=== Exercise inputs ===

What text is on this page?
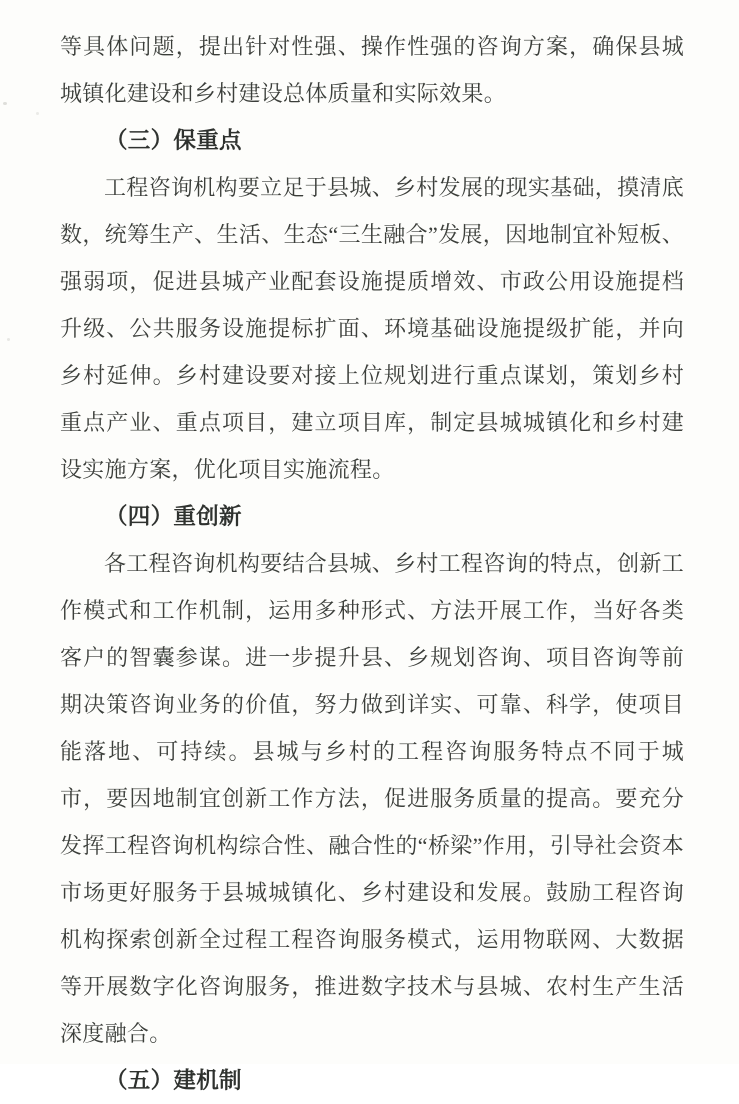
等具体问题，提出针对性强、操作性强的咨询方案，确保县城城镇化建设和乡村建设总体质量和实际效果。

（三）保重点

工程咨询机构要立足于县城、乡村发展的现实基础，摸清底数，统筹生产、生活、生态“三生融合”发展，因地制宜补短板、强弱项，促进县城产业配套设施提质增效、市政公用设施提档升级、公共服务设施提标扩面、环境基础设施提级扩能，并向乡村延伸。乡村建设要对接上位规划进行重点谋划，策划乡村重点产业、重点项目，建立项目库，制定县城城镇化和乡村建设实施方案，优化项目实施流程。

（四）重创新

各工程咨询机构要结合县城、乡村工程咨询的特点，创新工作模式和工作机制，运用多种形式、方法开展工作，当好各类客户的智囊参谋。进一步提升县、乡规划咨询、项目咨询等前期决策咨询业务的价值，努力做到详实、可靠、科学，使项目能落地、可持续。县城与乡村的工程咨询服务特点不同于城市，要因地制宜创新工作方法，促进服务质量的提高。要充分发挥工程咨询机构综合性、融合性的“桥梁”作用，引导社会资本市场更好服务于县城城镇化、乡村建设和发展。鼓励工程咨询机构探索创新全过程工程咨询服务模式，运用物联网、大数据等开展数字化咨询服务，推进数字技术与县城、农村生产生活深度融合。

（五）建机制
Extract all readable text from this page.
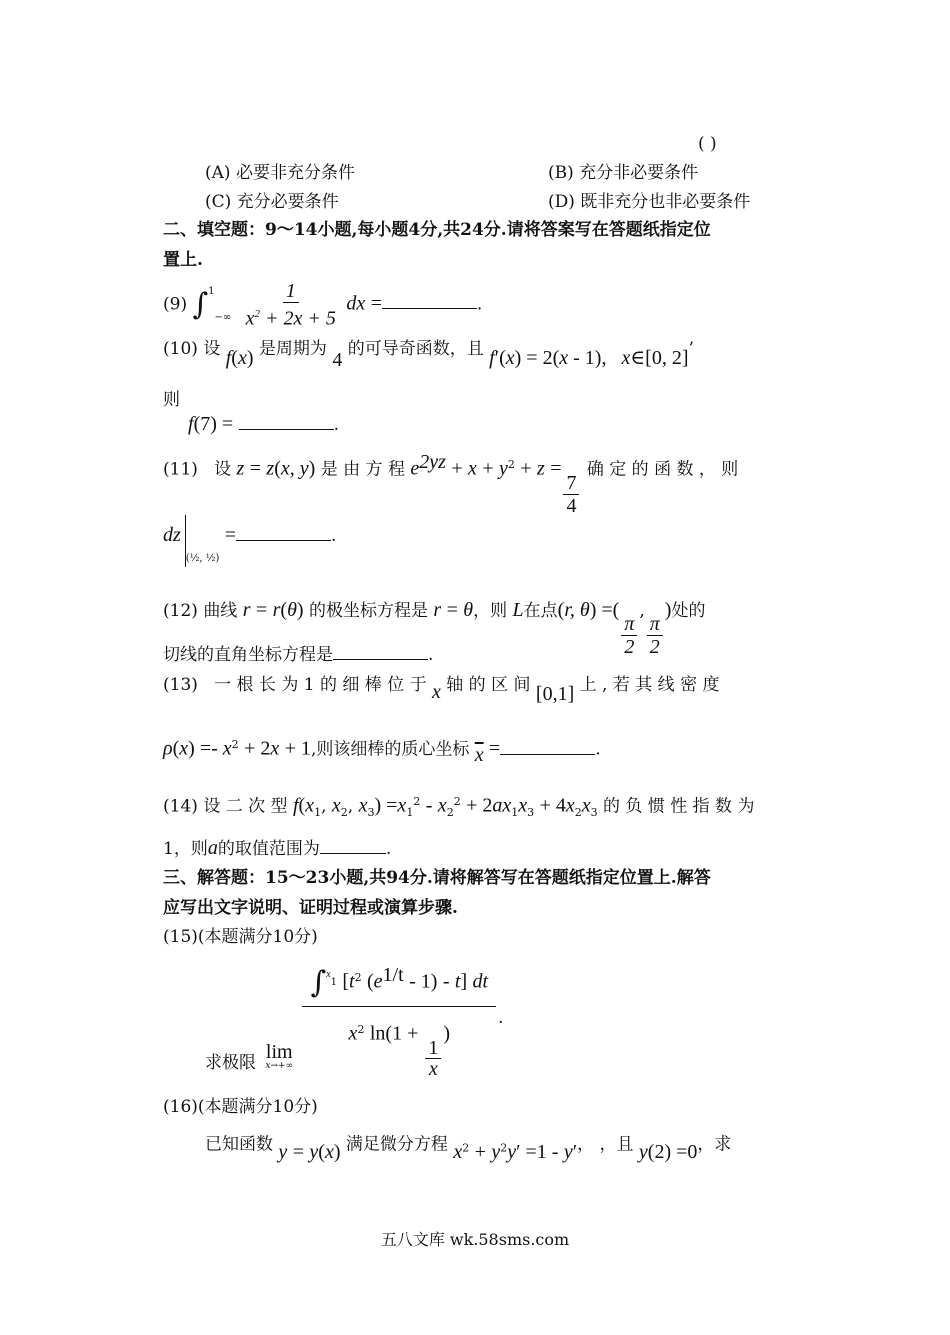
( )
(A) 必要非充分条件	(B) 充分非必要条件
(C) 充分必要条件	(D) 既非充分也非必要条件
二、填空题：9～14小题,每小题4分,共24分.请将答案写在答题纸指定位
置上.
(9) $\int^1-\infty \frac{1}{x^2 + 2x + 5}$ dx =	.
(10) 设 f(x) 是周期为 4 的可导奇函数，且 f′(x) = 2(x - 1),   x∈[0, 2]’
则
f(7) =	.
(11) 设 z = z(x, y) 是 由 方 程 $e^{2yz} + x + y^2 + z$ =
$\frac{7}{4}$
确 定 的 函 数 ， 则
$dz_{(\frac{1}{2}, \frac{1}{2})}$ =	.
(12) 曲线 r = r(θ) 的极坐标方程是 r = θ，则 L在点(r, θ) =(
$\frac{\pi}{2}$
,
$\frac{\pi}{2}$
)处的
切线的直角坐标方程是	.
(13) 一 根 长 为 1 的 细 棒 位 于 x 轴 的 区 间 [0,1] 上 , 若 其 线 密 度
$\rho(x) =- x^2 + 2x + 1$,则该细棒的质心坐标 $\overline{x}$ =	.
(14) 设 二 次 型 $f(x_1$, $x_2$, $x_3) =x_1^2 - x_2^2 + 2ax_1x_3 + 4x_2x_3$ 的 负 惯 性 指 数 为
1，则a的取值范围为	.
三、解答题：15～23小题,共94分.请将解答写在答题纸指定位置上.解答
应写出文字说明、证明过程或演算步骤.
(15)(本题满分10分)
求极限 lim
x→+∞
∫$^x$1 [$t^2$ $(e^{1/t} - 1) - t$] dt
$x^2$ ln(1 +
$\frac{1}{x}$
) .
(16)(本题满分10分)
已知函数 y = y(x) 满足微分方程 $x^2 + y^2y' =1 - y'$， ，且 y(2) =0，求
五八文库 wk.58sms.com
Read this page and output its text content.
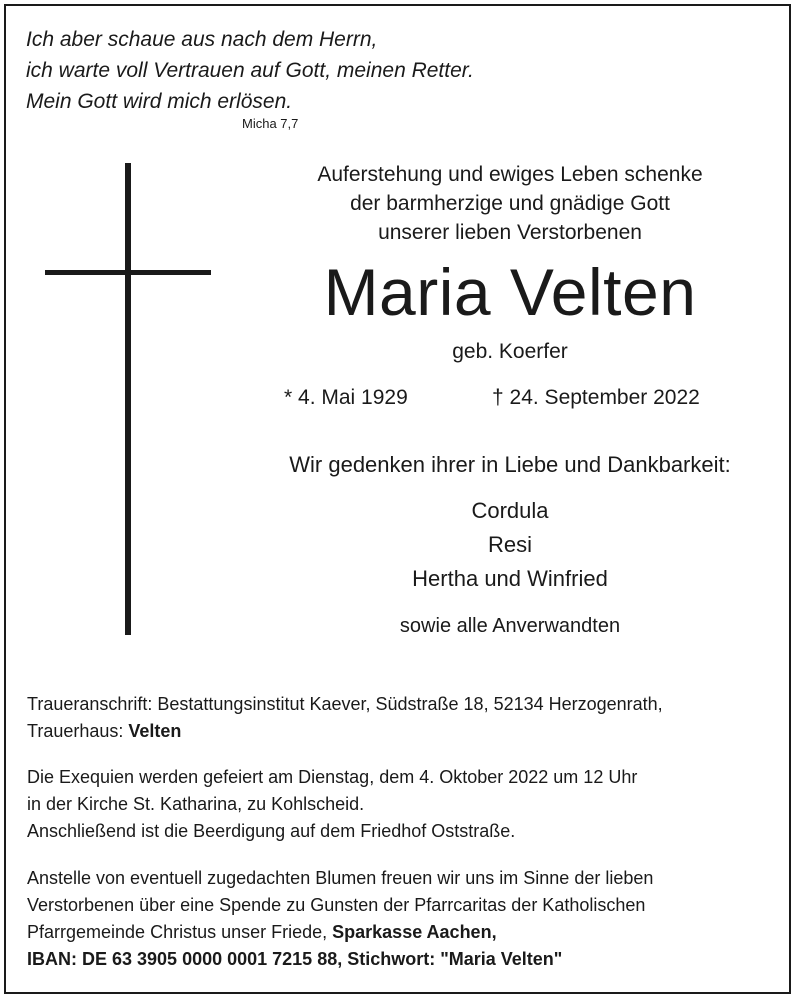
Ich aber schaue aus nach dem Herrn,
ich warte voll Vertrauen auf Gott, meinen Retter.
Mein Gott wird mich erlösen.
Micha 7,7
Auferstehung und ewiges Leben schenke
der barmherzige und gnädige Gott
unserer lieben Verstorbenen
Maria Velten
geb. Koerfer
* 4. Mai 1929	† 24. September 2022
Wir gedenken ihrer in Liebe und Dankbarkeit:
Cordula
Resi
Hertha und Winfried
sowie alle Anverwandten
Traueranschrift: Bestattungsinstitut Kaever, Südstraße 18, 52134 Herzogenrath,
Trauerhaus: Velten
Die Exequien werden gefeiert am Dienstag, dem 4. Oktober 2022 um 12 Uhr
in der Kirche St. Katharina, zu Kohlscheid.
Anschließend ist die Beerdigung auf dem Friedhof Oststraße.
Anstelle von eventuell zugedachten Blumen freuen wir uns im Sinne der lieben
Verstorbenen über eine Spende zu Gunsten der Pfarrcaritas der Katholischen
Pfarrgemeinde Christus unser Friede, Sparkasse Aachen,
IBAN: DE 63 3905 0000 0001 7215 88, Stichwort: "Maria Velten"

===
=== Exercise inputs ===

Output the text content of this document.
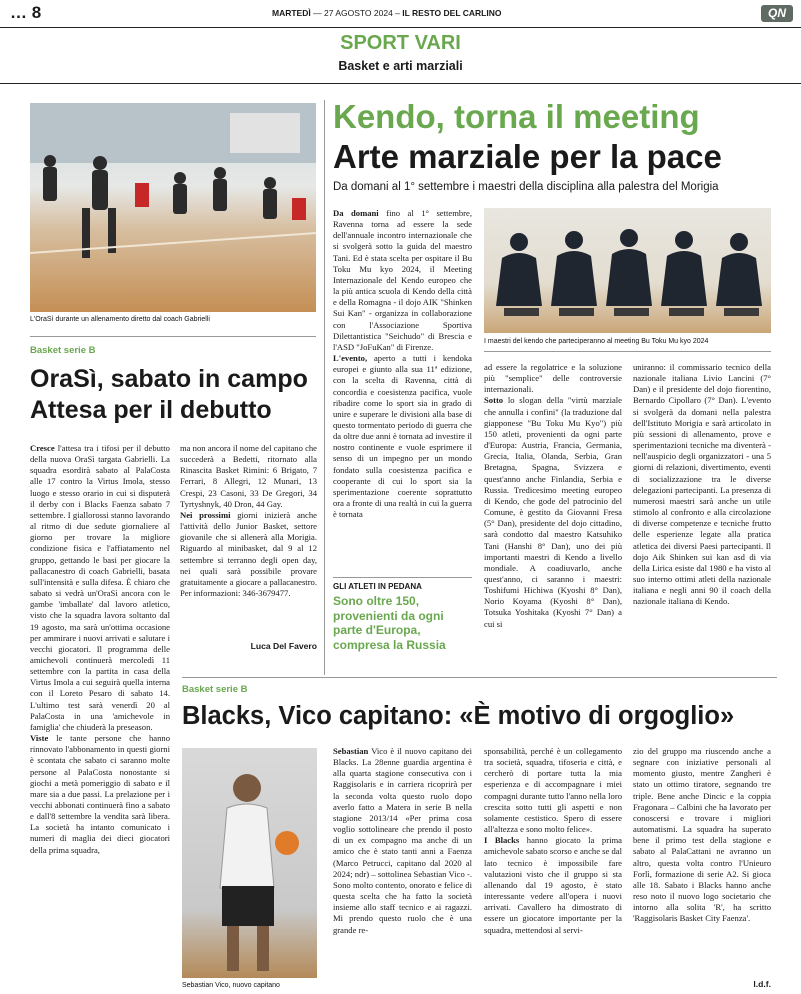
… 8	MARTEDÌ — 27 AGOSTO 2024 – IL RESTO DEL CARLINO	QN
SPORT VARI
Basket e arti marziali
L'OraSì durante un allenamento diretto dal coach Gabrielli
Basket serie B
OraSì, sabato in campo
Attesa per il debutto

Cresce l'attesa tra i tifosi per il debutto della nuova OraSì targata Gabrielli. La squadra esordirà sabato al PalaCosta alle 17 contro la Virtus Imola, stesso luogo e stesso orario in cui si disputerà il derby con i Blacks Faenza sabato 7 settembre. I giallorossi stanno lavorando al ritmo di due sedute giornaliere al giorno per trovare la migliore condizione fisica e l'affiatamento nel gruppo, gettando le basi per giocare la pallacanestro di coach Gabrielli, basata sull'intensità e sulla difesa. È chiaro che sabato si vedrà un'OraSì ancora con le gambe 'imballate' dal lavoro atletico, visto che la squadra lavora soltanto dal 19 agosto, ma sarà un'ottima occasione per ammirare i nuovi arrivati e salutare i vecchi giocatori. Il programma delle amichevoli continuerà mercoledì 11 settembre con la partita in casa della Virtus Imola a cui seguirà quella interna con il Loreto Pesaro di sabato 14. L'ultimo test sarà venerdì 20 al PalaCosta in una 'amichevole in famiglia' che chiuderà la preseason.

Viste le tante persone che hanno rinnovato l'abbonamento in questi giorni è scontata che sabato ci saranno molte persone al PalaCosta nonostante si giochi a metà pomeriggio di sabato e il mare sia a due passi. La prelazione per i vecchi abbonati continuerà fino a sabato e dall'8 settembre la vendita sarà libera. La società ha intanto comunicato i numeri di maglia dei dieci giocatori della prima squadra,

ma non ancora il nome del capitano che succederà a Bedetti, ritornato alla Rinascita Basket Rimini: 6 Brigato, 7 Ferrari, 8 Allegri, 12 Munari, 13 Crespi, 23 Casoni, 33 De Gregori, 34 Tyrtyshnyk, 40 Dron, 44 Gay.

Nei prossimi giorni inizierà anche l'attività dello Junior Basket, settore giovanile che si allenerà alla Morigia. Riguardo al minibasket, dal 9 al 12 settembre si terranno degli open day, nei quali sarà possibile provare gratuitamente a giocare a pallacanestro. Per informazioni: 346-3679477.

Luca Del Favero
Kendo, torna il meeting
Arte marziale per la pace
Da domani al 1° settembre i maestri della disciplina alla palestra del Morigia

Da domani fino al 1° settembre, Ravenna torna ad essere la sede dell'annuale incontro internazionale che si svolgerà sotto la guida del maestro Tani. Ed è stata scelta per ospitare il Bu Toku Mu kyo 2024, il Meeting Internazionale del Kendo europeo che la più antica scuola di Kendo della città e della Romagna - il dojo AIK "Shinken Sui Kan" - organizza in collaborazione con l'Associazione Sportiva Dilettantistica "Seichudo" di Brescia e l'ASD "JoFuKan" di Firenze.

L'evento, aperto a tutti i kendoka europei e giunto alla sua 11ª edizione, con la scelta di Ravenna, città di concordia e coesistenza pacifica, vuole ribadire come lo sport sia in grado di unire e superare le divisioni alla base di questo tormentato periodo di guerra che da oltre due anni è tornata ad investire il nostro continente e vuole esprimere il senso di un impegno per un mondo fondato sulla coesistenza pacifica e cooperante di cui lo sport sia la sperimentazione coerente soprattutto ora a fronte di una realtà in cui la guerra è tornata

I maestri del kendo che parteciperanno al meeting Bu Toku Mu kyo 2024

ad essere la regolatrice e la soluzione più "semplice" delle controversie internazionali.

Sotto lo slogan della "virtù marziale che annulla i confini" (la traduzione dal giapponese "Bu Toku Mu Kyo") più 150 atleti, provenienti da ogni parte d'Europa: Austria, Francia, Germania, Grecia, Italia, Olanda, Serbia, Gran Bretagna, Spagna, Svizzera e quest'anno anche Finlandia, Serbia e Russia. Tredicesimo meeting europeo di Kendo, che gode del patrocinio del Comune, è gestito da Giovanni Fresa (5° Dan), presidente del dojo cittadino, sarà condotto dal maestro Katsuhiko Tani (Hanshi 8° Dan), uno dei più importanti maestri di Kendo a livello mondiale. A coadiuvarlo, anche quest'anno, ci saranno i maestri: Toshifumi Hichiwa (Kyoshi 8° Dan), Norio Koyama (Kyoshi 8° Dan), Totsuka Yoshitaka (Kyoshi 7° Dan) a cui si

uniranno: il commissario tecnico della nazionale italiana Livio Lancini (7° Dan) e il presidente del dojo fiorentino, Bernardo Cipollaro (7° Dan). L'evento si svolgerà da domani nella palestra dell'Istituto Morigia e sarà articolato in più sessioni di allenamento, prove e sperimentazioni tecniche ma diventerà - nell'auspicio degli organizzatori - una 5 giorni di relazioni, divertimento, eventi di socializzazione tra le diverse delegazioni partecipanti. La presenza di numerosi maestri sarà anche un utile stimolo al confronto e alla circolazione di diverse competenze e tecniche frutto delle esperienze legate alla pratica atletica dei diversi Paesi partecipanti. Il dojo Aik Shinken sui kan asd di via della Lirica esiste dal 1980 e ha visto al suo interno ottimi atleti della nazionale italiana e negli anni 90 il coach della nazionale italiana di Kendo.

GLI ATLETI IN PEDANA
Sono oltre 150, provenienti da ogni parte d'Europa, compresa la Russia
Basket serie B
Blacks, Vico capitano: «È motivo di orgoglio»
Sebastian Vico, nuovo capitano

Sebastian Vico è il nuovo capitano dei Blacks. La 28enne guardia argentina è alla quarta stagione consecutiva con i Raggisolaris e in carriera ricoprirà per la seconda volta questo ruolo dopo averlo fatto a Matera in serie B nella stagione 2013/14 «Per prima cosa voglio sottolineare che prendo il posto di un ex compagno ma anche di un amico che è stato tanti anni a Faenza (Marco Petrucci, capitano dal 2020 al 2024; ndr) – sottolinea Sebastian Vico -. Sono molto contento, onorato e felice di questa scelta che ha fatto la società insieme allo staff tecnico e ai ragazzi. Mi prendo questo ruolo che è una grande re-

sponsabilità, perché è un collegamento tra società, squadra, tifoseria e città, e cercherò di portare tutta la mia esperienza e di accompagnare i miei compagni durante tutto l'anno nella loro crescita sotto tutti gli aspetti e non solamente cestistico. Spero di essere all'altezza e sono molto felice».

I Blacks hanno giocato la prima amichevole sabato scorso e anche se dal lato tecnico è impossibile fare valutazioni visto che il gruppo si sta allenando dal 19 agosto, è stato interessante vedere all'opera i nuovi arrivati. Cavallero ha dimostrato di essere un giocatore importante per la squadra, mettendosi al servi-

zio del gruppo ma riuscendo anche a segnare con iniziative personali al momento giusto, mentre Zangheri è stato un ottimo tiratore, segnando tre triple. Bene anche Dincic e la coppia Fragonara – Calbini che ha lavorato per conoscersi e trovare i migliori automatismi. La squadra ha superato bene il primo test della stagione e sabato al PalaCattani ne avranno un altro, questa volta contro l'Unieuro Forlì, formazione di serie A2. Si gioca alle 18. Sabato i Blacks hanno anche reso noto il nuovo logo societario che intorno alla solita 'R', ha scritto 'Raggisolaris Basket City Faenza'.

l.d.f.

===
=== Exercise inputs ===

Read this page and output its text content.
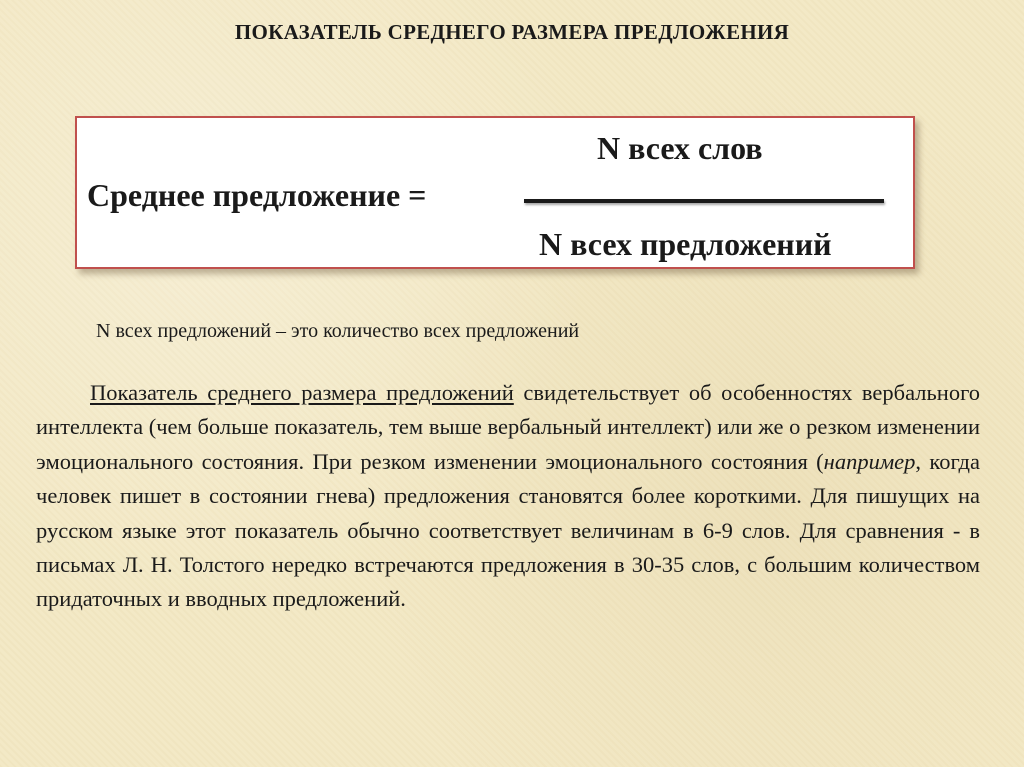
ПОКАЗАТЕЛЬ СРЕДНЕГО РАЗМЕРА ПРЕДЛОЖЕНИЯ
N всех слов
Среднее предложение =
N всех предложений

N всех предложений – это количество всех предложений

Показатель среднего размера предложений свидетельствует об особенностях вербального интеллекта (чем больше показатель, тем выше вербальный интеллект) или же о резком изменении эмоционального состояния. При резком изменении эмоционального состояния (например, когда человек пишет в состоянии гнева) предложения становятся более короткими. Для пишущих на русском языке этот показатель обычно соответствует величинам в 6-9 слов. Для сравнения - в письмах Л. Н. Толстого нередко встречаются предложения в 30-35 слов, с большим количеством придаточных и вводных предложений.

===

▶ _Description of the task_
Gather each line of the listing containing the word "questa" and show it.

▶ _The response_
Sebastian Vico è il nuovo capitano dei Blacks. La 28enne guardia argentina è alla quarta stagione consecutiva con i Raggisolaris e in carriera ricoprirà per la seconda volta questo ruolo dopo averlo fatto a Matera in serie B nella stagione 2013/14 «Per prima cosa voglio sottolineare che prendo il posto di un ex compagno ma anche di un amico che è stato tanti anni a Faenza (Marco Petrucci, capitano dal 2020 al 2024; ndr) – sottolinea Sebastian Vico -. Sono molto contento, onorato e felice di questa scelta che ha fatto la società insieme allo staff tecnico e ai ragazzi. Mi prendo questo ruolo che è una grande re-
zio del gruppo ma riuscendo anche a segnare con iniziative personali al momento giusto, mentre Zangheri è stato un ottimo tiratore, segnando tre triple. Bene anche Dincic e la coppia Fragonara – Calbini che ha lavorato per conoscersi e trovare i migliori automatismi. La squadra ha superato bene il primo test della stagione e sabato al PalaCattani ne avranno un altro, questa volta contro l'Unieuro Forlì, formazione di serie A2. Si gioca alle 18. Sabato i Blacks hanno anche reso noto il nuovo logo societario che intorno alla solita 'R', ha scritto 'Raggisolaris Basket City Faenza'.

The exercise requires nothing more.